> _Aim_:
Find the lines holding "Risk" and copy them.

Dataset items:
====================
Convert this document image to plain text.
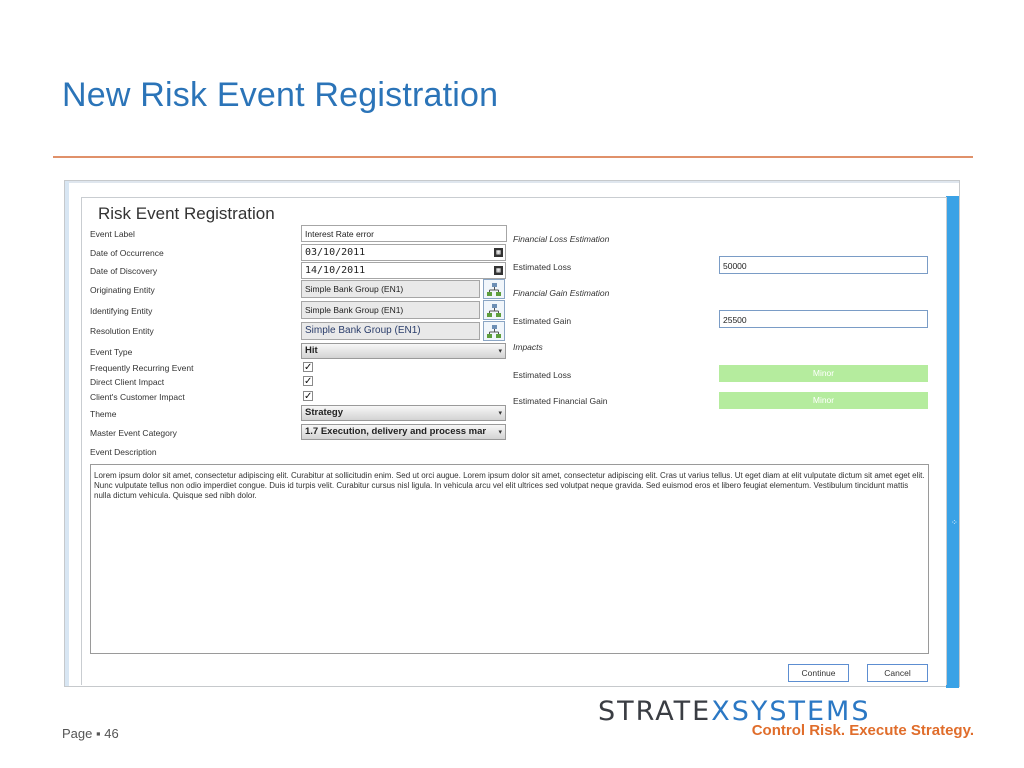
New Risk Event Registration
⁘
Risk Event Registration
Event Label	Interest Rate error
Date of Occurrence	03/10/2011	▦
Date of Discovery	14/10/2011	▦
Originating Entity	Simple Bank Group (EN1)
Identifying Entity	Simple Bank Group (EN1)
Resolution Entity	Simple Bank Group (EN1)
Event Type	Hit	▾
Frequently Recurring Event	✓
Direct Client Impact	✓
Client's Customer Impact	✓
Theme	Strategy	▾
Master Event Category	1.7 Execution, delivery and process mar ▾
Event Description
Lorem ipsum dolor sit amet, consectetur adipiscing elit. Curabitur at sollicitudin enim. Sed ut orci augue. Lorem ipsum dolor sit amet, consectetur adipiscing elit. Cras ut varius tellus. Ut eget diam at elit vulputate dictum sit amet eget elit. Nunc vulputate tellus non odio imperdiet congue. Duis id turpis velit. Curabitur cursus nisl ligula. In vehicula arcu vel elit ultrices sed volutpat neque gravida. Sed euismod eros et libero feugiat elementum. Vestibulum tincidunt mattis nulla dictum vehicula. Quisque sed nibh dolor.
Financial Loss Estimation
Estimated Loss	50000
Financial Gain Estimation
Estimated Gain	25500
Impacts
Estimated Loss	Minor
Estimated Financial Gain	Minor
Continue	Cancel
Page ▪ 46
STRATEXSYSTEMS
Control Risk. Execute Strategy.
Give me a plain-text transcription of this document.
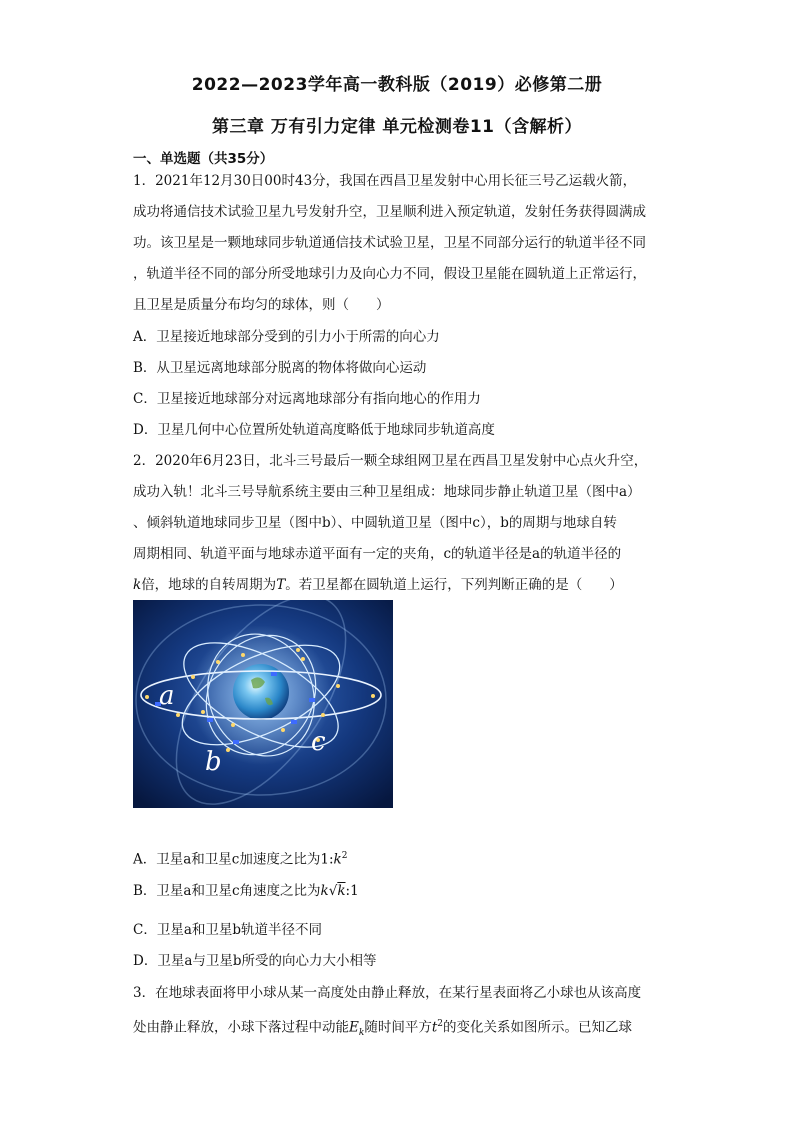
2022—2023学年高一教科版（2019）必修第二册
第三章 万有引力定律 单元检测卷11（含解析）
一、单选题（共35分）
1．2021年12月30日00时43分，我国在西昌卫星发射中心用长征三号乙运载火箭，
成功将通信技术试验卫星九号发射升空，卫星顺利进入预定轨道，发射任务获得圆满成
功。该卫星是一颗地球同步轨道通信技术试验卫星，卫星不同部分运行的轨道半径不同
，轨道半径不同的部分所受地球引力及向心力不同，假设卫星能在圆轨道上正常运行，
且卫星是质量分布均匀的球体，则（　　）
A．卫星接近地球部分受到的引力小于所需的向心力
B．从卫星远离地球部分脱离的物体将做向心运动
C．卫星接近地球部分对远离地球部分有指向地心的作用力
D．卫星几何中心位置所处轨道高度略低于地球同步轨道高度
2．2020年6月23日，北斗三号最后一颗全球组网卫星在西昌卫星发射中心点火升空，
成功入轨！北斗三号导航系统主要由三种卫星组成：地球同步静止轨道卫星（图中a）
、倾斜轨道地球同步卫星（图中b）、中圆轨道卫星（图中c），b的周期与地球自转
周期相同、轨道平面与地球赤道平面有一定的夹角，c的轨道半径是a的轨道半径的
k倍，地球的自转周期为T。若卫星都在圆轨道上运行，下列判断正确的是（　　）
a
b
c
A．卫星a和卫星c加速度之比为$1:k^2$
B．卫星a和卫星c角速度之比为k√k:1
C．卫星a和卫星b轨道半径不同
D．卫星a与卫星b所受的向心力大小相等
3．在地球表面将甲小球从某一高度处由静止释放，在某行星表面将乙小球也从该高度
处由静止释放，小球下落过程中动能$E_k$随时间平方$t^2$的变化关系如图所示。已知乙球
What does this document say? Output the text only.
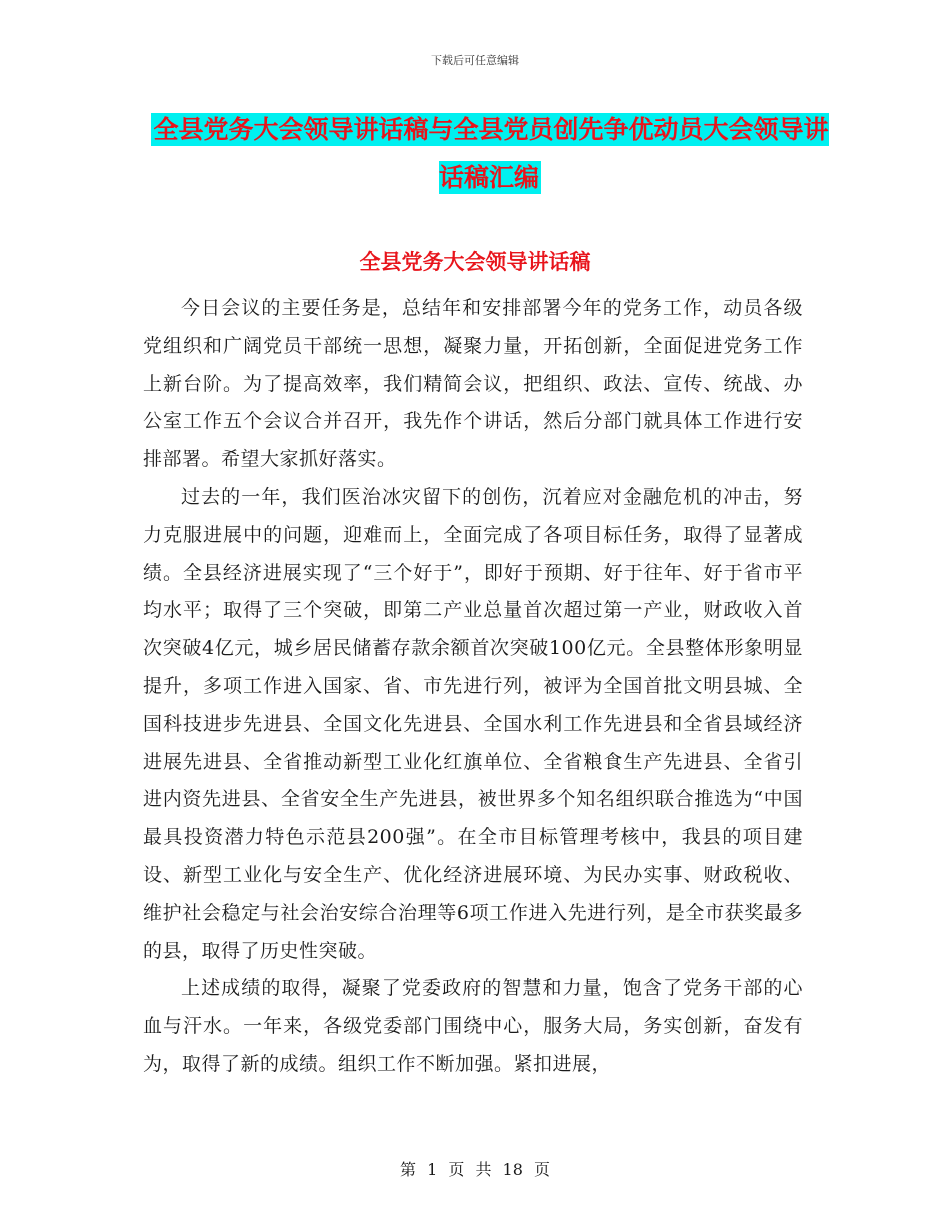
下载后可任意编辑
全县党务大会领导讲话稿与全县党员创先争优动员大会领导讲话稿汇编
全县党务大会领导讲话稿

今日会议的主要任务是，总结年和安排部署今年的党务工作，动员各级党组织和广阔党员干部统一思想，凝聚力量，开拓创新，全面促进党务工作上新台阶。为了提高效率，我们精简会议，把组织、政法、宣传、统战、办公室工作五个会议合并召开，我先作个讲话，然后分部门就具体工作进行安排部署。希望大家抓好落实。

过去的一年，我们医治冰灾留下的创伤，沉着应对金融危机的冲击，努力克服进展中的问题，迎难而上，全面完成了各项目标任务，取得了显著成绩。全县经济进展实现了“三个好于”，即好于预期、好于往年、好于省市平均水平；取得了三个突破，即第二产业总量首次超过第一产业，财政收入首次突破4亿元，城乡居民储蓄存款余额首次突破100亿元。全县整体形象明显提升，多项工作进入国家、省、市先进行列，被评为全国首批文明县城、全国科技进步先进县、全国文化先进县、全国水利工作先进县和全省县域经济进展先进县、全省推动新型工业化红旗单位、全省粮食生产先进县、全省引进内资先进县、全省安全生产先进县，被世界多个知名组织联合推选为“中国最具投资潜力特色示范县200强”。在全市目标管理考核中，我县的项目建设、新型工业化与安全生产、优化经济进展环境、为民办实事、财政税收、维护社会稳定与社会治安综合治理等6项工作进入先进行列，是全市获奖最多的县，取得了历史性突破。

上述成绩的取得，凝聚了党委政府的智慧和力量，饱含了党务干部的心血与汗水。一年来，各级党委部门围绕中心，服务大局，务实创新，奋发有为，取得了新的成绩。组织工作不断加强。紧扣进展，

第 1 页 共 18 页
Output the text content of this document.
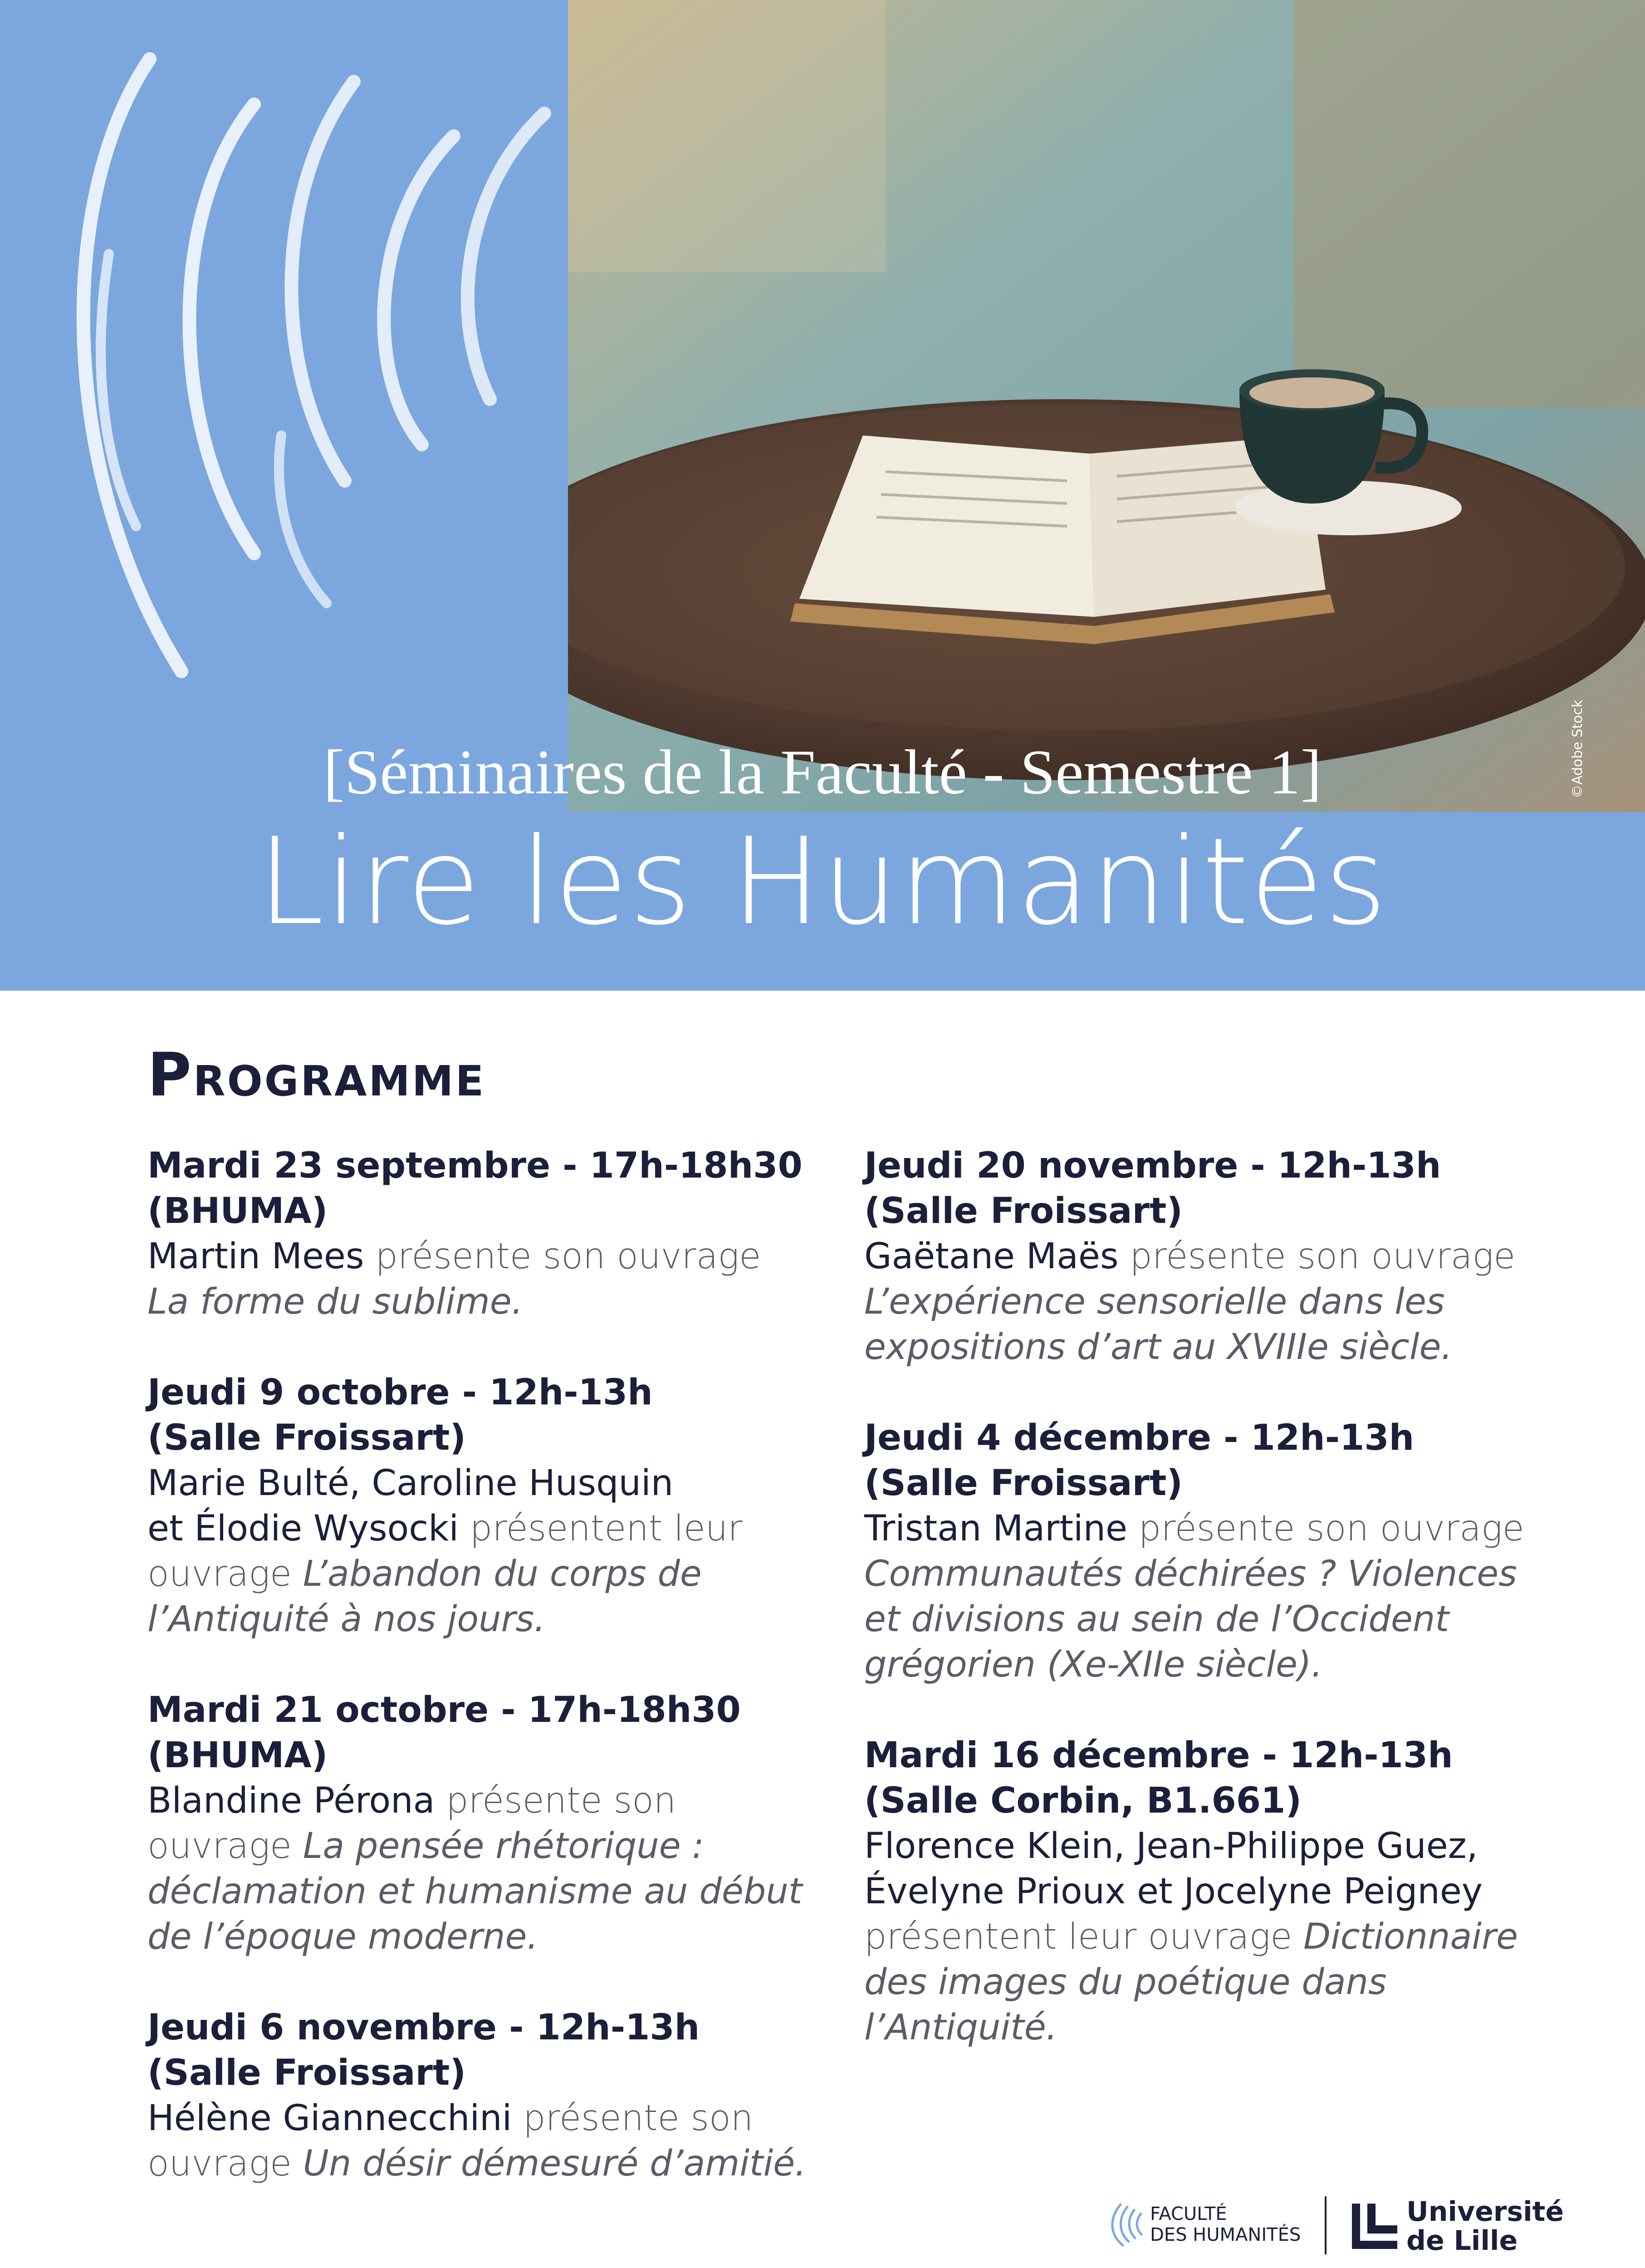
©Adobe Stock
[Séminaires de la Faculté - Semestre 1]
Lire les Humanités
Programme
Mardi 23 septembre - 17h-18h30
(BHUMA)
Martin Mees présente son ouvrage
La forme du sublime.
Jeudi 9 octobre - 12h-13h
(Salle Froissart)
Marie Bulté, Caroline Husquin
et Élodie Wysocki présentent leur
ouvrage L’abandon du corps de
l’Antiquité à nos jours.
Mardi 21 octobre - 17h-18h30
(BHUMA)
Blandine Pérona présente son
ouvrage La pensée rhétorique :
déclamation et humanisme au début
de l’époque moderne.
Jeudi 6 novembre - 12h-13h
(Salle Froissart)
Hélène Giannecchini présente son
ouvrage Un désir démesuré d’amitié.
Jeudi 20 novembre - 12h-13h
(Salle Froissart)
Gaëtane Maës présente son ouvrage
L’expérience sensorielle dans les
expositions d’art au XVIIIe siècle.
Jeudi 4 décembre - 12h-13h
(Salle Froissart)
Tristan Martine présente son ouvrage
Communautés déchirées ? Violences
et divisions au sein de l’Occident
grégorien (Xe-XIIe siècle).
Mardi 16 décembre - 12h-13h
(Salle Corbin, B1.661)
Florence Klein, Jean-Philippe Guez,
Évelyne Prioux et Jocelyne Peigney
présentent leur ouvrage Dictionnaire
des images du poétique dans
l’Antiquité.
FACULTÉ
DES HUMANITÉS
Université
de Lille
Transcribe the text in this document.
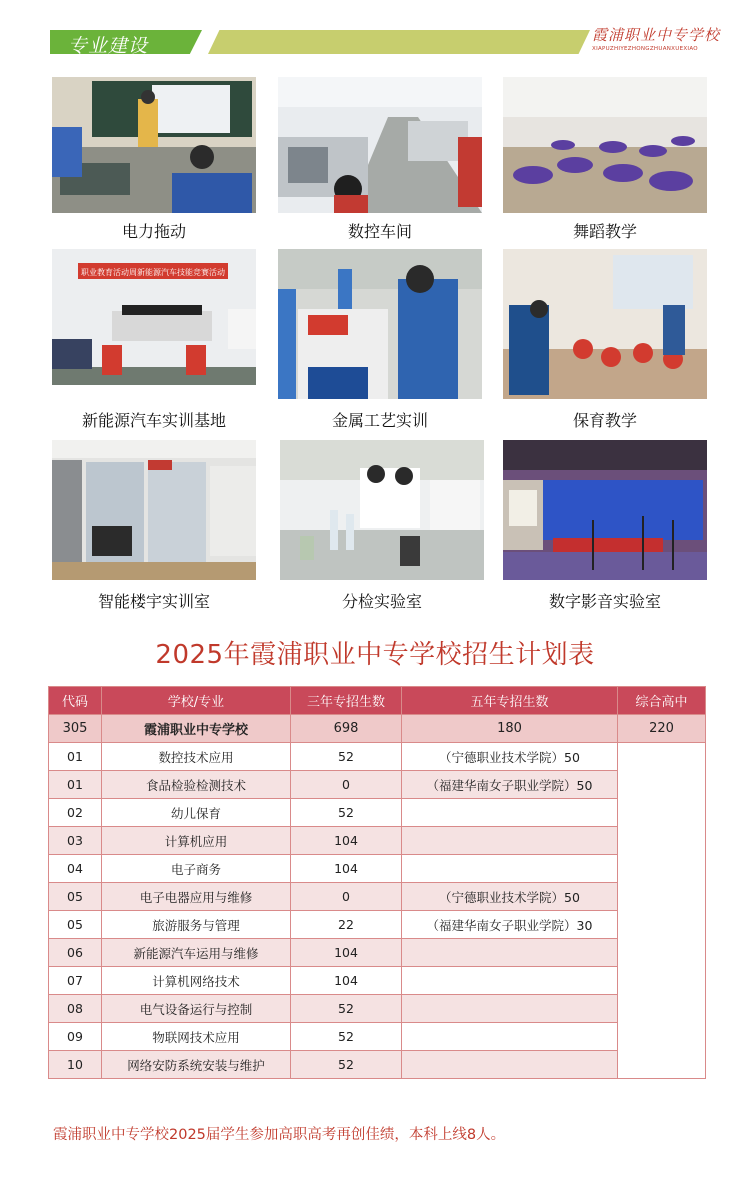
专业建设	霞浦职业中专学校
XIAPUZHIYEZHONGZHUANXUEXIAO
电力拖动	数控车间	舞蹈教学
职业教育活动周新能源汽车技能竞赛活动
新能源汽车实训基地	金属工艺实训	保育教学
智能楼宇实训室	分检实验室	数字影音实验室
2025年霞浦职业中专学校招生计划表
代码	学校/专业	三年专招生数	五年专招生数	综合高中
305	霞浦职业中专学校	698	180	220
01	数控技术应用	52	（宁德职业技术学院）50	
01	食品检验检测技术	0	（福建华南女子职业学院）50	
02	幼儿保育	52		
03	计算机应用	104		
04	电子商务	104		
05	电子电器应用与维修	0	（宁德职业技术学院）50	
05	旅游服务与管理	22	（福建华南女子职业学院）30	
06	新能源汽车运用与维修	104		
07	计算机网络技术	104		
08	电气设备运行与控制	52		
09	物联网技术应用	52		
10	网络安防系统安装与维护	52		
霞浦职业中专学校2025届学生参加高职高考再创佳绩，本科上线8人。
====================
> _Reply to the exercise_:
New Risk Event Registration
Risk Event Registration
Control Risk. Execute Strategy.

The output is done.